Written instruction —
From the line containing "Read all visible content and emit it as JSON." down to the last line of the records below, copy every line exactly. Leave out everything before it.

|---|

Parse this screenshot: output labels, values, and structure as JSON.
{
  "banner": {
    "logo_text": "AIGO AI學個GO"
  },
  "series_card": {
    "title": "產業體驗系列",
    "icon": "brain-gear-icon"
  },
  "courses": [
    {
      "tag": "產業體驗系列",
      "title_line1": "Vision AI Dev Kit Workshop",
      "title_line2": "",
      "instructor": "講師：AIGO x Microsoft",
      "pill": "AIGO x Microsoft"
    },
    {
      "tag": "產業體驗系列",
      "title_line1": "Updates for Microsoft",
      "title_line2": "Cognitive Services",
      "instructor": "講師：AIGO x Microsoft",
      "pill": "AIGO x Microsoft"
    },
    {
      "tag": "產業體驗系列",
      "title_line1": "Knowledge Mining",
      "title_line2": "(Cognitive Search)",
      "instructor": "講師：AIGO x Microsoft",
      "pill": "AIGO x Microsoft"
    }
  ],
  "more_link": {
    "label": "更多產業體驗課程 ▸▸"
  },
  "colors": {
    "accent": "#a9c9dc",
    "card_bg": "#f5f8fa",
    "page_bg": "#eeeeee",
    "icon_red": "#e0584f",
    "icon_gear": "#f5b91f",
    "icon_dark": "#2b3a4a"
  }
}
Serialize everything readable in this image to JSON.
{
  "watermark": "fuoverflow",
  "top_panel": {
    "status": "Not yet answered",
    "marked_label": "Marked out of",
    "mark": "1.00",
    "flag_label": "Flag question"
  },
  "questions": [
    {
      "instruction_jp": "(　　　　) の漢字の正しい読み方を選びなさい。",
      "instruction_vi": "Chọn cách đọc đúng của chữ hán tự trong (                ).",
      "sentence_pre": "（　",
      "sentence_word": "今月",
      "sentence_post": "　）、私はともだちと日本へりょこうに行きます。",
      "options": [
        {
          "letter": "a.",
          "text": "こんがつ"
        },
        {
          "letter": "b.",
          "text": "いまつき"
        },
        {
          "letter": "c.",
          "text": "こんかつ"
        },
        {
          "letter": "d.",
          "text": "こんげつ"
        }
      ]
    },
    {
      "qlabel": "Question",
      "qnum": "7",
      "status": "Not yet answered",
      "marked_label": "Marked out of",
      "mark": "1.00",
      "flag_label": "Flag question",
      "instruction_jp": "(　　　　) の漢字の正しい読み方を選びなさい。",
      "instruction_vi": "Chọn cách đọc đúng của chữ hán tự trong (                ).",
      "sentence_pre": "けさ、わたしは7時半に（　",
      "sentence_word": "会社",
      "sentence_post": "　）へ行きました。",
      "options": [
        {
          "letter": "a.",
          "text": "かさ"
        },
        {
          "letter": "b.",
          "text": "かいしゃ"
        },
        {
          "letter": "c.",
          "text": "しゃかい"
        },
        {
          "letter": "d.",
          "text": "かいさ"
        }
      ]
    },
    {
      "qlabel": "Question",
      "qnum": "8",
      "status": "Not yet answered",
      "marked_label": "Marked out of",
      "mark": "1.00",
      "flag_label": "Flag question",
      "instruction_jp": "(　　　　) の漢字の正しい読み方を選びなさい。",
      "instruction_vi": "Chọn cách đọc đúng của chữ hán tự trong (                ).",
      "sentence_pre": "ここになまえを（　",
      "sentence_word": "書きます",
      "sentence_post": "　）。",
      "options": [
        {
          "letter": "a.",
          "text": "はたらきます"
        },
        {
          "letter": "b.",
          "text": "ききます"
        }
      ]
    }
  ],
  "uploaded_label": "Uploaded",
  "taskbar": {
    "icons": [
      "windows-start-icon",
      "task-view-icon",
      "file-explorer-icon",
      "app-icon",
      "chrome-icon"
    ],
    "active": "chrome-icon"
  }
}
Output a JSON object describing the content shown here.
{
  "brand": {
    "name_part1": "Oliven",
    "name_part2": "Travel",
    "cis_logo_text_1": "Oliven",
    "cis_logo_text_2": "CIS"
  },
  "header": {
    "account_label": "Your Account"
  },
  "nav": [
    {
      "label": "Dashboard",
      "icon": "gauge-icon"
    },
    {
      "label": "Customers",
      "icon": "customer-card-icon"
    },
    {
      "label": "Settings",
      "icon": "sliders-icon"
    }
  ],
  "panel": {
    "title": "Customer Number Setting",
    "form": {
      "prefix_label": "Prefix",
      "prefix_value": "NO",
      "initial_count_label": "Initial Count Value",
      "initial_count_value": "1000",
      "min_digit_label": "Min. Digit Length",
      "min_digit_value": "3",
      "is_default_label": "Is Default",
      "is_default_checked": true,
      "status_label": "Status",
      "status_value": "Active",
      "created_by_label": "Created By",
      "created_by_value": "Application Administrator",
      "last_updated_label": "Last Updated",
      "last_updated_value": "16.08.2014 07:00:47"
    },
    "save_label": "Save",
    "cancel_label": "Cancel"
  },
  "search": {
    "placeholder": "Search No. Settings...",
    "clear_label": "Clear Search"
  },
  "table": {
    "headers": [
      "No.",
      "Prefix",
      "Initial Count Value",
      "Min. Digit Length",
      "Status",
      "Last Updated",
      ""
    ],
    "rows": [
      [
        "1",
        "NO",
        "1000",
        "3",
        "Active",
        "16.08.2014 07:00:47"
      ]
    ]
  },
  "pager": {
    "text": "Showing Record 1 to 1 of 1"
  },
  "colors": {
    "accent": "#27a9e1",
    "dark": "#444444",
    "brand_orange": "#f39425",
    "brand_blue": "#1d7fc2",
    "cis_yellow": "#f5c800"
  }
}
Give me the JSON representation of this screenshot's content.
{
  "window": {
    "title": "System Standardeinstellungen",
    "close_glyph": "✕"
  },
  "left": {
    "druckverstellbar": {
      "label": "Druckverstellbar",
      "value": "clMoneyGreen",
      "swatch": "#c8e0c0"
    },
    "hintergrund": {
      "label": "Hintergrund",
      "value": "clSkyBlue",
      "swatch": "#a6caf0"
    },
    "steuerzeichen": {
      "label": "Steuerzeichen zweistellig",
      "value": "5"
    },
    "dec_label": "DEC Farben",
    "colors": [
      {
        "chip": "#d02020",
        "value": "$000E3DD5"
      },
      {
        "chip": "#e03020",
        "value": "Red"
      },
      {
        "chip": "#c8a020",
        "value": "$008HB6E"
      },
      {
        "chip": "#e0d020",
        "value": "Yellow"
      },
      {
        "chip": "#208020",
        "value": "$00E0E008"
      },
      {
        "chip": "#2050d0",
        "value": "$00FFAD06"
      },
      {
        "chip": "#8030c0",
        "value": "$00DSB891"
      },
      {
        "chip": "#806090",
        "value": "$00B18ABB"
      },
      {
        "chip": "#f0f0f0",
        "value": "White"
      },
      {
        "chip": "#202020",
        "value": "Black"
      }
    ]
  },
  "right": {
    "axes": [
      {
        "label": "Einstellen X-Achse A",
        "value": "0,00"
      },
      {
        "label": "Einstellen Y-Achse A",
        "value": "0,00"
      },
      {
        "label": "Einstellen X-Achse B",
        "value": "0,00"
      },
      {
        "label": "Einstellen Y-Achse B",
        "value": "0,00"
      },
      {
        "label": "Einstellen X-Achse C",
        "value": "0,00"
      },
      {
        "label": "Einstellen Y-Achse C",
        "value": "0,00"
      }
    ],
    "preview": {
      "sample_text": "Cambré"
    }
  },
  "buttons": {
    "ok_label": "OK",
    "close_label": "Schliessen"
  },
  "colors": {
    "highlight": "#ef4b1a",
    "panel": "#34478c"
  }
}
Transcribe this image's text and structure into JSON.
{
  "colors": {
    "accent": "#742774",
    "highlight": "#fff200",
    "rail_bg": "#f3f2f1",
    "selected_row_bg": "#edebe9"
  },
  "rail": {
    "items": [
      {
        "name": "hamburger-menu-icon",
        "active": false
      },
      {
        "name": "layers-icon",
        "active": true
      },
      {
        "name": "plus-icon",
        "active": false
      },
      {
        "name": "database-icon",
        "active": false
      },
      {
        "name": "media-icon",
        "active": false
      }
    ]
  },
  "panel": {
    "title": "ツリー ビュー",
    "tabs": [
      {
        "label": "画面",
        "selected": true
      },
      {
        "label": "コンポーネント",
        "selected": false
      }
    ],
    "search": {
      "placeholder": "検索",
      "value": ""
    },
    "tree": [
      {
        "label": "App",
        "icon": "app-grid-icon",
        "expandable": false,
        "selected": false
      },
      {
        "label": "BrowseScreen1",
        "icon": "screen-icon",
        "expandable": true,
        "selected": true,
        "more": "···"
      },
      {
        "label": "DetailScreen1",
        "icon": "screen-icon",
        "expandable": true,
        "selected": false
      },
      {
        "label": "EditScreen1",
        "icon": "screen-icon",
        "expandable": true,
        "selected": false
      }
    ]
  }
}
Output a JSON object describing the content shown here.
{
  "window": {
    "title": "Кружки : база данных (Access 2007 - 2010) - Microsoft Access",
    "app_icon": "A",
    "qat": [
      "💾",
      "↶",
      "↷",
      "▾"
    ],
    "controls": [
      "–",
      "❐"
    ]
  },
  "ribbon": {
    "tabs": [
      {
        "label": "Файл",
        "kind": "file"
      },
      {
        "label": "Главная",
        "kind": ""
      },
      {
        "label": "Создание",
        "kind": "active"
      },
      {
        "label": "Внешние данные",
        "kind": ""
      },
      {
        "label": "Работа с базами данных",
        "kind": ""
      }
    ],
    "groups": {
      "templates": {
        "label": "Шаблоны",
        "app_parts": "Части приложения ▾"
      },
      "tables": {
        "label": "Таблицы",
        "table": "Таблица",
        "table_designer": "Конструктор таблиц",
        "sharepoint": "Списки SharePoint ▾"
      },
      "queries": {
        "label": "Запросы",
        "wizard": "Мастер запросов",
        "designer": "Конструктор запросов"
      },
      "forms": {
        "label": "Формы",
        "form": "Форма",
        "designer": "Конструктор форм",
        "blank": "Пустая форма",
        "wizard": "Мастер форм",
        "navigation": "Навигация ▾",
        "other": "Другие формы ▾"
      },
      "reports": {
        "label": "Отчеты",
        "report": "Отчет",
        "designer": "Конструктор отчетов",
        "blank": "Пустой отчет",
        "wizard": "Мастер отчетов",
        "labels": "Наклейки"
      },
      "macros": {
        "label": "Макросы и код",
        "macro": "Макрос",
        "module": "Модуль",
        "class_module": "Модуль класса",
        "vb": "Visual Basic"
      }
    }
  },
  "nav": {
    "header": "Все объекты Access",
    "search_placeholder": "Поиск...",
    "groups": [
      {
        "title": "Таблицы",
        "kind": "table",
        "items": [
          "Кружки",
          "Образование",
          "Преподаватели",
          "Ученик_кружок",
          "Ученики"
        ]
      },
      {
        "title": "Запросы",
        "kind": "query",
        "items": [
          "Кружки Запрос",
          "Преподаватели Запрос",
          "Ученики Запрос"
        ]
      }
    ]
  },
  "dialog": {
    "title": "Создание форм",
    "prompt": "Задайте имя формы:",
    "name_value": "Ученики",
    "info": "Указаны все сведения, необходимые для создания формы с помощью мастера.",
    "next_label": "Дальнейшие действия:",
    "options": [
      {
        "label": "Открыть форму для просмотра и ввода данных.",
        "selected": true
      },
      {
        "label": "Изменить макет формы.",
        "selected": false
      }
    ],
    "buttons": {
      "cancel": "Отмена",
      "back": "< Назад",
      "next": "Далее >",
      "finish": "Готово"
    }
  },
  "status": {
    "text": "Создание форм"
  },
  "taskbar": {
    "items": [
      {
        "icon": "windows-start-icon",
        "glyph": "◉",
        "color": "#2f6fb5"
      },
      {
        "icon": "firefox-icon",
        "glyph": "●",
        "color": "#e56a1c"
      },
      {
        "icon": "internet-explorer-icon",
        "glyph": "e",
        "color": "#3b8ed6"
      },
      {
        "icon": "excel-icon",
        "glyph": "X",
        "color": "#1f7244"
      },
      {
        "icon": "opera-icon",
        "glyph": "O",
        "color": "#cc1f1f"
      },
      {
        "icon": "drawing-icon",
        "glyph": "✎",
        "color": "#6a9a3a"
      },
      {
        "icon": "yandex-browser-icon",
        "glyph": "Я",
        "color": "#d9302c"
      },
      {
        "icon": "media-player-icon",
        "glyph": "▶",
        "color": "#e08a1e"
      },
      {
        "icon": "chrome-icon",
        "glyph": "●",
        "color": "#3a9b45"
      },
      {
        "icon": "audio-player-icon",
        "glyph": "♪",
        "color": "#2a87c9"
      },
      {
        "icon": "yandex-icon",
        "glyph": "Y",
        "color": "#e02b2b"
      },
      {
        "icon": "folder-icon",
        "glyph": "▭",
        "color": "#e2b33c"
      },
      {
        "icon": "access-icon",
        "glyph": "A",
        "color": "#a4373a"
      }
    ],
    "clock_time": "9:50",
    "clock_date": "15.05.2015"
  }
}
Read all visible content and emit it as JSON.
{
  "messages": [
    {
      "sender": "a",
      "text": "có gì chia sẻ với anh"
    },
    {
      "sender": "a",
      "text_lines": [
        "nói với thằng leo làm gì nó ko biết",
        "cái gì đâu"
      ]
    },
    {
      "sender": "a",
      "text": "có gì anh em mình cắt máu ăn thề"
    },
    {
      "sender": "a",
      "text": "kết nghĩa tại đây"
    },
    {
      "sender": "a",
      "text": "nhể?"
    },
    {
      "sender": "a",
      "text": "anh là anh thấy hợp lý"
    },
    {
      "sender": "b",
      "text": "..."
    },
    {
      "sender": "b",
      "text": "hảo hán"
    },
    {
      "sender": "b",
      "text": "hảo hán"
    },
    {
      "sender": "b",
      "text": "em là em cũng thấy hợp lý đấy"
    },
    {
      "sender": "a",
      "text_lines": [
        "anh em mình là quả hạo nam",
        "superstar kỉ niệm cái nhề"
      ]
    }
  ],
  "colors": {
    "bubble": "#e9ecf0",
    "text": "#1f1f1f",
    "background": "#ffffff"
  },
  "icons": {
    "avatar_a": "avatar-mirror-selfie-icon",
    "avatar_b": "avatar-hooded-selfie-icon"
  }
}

|---|

Written answer —
Read all visible content and emit it as JSON.
{
  "messages": [
    {
      "sender": "a",
      "text": "có gì chia sẻ với anh"
    },
    {
      "sender": "a",
      "text_lines": [
        "nói với thằng leo làm gì nó ko biết",
        "cái gì đâu"
      ]
    },
    {
      "sender": "a",
      "text": "có gì anh em mình cắt máu ăn thề"
    },
    {
      "sender": "a",
      "text": "kết nghĩa tại đây"
    },
    {
      "sender": "a",
      "text": "nhể?"
    },
    {
      "sender": "a",
      "text": "anh là anh thấy hợp lý"
    },
    {
      "sender": "b",
      "text": "..."
    },
    {
      "sender": "b",
      "text": "hảo hán"
    },
    {
      "sender": "b",
      "text": "hảo hán"
    },
    {
      "sender": "b",
      "text": "em là em cũng thấy hợp lý đấy"
    },
    {
      "sender": "a",
      "text_lines": [
        "anh em mình là quả hạo nam",
        "superstar kỉ niệm cái nhề"
      ]
    }
  ],
  "colors": {
    "bubble": "#e9ecf0",
    "text": "#1f1f1f",
    "background": "#ffffff"
  },
  "icons": {
    "avatar_a": "avatar-mirror-selfie-icon",
    "avatar_b": "avatar-hooded-selfie-icon"
  }
}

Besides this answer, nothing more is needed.